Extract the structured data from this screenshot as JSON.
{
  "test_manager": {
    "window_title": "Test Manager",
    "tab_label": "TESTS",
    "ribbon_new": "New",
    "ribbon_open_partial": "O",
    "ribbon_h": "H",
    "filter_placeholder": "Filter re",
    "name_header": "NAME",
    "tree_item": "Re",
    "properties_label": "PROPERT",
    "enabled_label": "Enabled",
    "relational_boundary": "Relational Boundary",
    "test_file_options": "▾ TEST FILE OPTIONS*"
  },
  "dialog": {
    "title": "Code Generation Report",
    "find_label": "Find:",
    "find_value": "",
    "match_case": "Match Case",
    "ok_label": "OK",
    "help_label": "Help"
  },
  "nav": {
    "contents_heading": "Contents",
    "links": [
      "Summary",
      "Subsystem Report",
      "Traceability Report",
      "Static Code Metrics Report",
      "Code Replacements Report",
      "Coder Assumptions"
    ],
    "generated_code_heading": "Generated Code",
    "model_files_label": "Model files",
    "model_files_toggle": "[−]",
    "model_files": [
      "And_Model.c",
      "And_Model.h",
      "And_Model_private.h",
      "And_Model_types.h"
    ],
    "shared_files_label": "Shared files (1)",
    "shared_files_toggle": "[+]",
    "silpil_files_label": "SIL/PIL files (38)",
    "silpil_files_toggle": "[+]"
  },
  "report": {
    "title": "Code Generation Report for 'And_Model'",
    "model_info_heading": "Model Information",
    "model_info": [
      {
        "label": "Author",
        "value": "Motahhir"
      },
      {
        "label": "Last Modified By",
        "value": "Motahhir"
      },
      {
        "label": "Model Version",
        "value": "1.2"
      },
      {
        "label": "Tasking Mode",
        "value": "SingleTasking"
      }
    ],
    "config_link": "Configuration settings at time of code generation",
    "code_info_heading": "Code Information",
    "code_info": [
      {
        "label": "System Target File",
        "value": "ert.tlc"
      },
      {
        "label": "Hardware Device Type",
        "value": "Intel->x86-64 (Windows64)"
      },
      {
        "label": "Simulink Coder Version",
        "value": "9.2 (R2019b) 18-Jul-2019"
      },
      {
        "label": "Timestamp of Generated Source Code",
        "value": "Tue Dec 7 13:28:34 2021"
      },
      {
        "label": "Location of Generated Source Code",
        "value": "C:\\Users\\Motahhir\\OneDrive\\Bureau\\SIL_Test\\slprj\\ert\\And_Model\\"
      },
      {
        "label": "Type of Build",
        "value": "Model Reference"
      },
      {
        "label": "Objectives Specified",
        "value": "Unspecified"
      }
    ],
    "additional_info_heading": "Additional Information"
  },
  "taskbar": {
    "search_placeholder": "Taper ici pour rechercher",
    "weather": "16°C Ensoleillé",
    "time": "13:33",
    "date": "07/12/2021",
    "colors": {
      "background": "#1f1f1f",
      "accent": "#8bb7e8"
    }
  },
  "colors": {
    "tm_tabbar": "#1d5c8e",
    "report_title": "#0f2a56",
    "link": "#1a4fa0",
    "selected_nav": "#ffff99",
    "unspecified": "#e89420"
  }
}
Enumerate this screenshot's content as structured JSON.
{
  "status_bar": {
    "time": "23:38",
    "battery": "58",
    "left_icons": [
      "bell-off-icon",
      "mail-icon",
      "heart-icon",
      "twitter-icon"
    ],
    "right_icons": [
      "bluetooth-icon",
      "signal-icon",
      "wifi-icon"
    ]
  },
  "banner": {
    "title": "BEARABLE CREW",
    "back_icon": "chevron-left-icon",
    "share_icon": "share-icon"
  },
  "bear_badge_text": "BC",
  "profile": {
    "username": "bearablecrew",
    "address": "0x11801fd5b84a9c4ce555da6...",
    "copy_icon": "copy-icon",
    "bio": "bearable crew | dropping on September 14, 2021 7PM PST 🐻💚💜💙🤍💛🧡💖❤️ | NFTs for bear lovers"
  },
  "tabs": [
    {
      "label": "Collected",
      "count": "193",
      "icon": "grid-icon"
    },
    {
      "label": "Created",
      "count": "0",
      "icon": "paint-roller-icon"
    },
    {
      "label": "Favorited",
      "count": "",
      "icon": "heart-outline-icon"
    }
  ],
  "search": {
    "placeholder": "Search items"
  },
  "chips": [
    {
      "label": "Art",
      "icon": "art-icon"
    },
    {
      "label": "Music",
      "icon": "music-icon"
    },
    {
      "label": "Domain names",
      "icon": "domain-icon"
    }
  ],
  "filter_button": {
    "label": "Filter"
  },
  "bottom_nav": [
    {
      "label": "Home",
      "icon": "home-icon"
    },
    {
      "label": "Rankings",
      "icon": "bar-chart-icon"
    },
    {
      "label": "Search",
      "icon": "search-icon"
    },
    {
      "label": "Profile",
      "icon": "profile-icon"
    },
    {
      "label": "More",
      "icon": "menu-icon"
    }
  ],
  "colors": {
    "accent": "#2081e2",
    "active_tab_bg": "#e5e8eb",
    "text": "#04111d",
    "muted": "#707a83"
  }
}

Do this:
Retype the entries one by one, exactly.

Result below:
Extract the structured data from this screenshot as JSON.
{
  "test_manager": {
    "window_title": "Test Manager",
    "tab_label": "TESTS",
    "ribbon_new": "New",
    "ribbon_open_partial": "O",
    "ribbon_h": "H",
    "filter_placeholder": "Filter re",
    "name_header": "NAME",
    "tree_item": "Re",
    "properties_label": "PROPERT",
    "enabled_label": "Enabled",
    "relational_boundary": "Relational Boundary",
    "test_file_options": "▾ TEST FILE OPTIONS*"
  },
  "dialog": {
    "title": "Code Generation Report",
    "find_label": "Find:",
    "find_value": "",
    "match_case": "Match Case",
    "ok_label": "OK",
    "help_label": "Help"
  },
  "nav": {
    "contents_heading": "Contents",
    "links": [
      "Summary",
      "Subsystem Report",
      "Traceability Report",
      "Static Code Metrics Report",
      "Code Replacements Report",
      "Coder Assumptions"
    ],
    "generated_code_heading": "Generated Code",
    "model_files_label": "Model files",
    "model_files_toggle": "[−]",
    "model_files": [
      "And_Model.c",
      "And_Model.h",
      "And_Model_private.h",
      "And_Model_types.h"
    ],
    "shared_files_label": "Shared files (1)",
    "shared_files_toggle": "[+]",
    "silpil_files_label": "SIL/PIL files (38)",
    "silpil_files_toggle": "[+]"
  },
  "report": {
    "title": "Code Generation Report for 'And_Model'",
    "model_info_heading": "Model Information",
    "model_info": [
      {
        "label": "Author",
        "value": "Motahhir"
      },
      {
        "label": "Last Modified By",
        "value": "Motahhir"
      },
      {
        "label": "Model Version",
        "value": "1.2"
      },
      {
        "label": "Tasking Mode",
        "value": "SingleTasking"
      }
    ],
    "config_link": "Configuration settings at time of code generation",
    "code_info_heading": "Code Information",
    "code_info": [
      {
        "label": "System Target File",
        "value": "ert.tlc"
      },
      {
        "label": "Hardware Device Type",
        "value": "Intel->x86-64 (Windows64)"
      },
      {
        "label": "Simulink Coder Version",
        "value": "9.2 (R2019b) 18-Jul-2019"
      },
      {
        "label": "Timestamp of Generated Source Code",
        "value": "Tue Dec 7 13:28:34 2021"
      },
      {
        "label": "Location of Generated Source Code",
        "value": "C:\\Users\\Motahhir\\OneDrive\\Bureau\\SIL_Test\\slprj\\ert\\And_Model\\"
      },
      {
        "label": "Type of Build",
        "value": "Model Reference"
      },
      {
        "label": "Objectives Specified",
        "value": "Unspecified"
      }
    ],
    "additional_info_heading": "Additional Information"
  },
  "taskbar": {
    "search_placeholder": "Taper ici pour rechercher",
    "weather": "16°C Ensoleillé",
    "time": "13:33",
    "date": "07/12/2021",
    "colors": {
      "background": "#1f1f1f",
      "accent": "#8bb7e8"
    }
  },
  "colors": {
    "tm_tabbar": "#1d5c8e",
    "report_title": "#0f2a56",
    "link": "#1a4fa0",
    "selected_nav": "#ffff99",
    "unspecified": "#e89420"
  }
}
Enumerate this screenshot's content as structured JSON.
{
  "status_bar": {
    "time": "23:38",
    "battery": "58",
    "left_icons": [
      "bell-off-icon",
      "mail-icon",
      "heart-icon",
      "twitter-icon"
    ],
    "right_icons": [
      "bluetooth-icon",
      "signal-icon",
      "wifi-icon"
    ]
  },
  "banner": {
    "title": "BEARABLE CREW",
    "back_icon": "chevron-left-icon",
    "share_icon": "share-icon"
  },
  "bear_badge_text": "BC",
  "profile": {
    "username": "bearablecrew",
    "address": "0x11801fd5b84a9c4ce555da6...",
    "copy_icon": "copy-icon",
    "bio": "bearable crew | dropping on September 14, 2021 7PM PST 🐻💚💜💙🤍💛🧡💖❤️ | NFTs for bear lovers"
  },
  "tabs": [
    {
      "label": "Collected",
      "count": "193",
      "icon": "grid-icon"
    },
    {
      "label": "Created",
      "count": "0",
      "icon": "paint-roller-icon"
    },
    {
      "label": "Favorited",
      "count": "",
      "icon": "heart-outline-icon"
    }
  ],
  "search": {
    "placeholder": "Search items"
  },
  "chips": [
    {
      "label": "Art",
      "icon": "art-icon"
    },
    {
      "label": "Music",
      "icon": "music-icon"
    },
    {
      "label": "Domain names",
      "icon": "domain-icon"
    }
  ],
  "filter_button": {
    "label": "Filter"
  },
  "bottom_nav": [
    {
      "label": "Home",
      "icon": "home-icon"
    },
    {
      "label": "Rankings",
      "icon": "bar-chart-icon"
    },
    {
      "label": "Search",
      "icon": "search-icon"
    },
    {
      "label": "Profile",
      "icon": "profile-icon"
    },
    {
      "label": "More",
      "icon": "menu-icon"
    }
  ],
  "colors": {
    "accent": "#2081e2",
    "active_tab_bg": "#e5e8eb",
    "text": "#04111d",
    "muted": "#707a83"
  }
}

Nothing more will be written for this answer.